» **Part of a data file**
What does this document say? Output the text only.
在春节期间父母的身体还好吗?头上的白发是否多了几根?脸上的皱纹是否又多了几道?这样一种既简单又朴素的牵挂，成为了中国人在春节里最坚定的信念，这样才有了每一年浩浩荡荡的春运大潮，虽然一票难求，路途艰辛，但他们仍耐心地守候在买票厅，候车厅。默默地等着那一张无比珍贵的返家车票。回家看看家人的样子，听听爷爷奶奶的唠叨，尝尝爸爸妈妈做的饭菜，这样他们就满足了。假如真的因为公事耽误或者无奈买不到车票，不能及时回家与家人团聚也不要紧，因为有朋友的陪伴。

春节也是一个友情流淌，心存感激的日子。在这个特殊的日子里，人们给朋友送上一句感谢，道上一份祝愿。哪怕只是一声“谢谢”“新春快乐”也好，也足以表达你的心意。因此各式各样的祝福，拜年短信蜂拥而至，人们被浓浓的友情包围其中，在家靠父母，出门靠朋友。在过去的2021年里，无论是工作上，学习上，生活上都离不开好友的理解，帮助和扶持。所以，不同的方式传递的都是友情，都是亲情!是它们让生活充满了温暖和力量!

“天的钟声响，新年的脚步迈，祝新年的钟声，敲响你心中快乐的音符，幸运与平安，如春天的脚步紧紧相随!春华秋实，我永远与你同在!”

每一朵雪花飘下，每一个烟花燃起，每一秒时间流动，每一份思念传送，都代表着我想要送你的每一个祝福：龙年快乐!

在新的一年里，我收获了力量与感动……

» **Stated task**
Set down the listing above in full, please, exactly as it appears.

» **Written solution**
What does this document say? Output the text only.
在春节期间父母的身体还好吗?头上的白发是否多了几根?脸上的皱纹是否又多了几道?这样一种既简单又朴素的牵挂，成为了中国人在春节里最坚定的信念，这样才有了每一年浩浩荡荡的春运大潮，虽然一票难求，路途艰辛，但他们仍耐心地守候在买票厅，候车厅。默默地等着那一张无比珍贵的返家车票。回家看看家人的样子，听听爷爷奶奶的唠叨，尝尝爸爸妈妈做的饭菜，这样他们就满足了。假如真的因为公事耽误或者无奈买不到车票，不能及时回家与家人团聚也不要紧，因为有朋友的陪伴。

春节也是一个友情流淌，心存感激的日子。在这个特殊的日子里，人们给朋友送上一句感谢，道上一份祝愿。哪怕只是一声“谢谢”“新春快乐”也好，也足以表达你的心意。因此各式各样的祝福，拜年短信蜂拥而至，人们被浓浓的友情包围其中，在家靠父母，出门靠朋友。在过去的2021年里，无论是工作上，学习上，生活上都离不开好友的理解，帮助和扶持。所以，不同的方式传递的都是友情，都是亲情!是它们让生活充满了温暖和力量!

“天的钟声响，新年的脚步迈，祝新年的钟声，敲响你心中快乐的音符，幸运与平安，如春天的脚步紧紧相随!春华秋实，我永远与你同在!”

每一朵雪花飘下，每一个烟花燃起，每一秒时间流动，每一份思念传送，都代表着我想要送你的每一个祝福：龙年快乐!

在新的一年里，我收获了力量与感动……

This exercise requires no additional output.